> **Requirements**: Only lines with the string "title" matter here; gather them from the material below.

Records excerpted from a collection:
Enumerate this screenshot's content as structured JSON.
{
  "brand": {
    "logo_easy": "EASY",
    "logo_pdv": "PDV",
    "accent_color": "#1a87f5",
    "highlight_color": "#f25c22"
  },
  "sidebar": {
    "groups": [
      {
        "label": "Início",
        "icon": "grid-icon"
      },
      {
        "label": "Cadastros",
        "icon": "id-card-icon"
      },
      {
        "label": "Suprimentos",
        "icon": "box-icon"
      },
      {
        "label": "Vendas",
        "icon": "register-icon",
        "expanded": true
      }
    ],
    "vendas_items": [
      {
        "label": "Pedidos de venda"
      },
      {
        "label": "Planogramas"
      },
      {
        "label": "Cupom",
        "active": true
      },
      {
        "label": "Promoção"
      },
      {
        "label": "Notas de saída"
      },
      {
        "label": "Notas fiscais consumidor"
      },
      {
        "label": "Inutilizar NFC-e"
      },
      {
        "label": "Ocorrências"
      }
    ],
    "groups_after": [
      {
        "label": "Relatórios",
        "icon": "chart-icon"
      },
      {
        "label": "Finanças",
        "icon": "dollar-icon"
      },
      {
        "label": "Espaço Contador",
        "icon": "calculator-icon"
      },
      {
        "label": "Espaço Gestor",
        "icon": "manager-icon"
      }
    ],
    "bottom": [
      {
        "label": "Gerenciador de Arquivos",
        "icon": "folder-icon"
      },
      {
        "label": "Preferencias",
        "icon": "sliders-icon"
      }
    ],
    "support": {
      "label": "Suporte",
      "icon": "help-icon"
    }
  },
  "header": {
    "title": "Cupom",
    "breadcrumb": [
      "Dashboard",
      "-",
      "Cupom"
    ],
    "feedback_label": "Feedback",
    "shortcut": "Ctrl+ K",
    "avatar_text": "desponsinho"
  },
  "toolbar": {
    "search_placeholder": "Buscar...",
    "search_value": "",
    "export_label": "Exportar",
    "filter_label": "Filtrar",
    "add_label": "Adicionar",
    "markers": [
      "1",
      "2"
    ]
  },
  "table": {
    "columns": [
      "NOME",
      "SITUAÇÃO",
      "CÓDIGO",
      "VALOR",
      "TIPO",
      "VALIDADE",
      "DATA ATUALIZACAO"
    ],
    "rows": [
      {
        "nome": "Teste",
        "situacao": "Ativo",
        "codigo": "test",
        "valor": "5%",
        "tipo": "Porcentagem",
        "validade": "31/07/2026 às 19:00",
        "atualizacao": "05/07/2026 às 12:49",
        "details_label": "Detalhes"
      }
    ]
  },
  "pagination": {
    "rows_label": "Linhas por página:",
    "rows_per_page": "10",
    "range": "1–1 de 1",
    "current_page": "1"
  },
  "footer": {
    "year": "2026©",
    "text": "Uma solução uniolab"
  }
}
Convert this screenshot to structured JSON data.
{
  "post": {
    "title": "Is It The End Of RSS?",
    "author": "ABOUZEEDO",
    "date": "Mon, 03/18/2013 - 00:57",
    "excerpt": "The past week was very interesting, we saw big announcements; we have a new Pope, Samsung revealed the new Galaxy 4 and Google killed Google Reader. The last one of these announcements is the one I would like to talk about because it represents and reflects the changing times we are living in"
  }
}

> **The completed task**:
    "title": "Cupom",
    "title": "Is It The End Of RSS?",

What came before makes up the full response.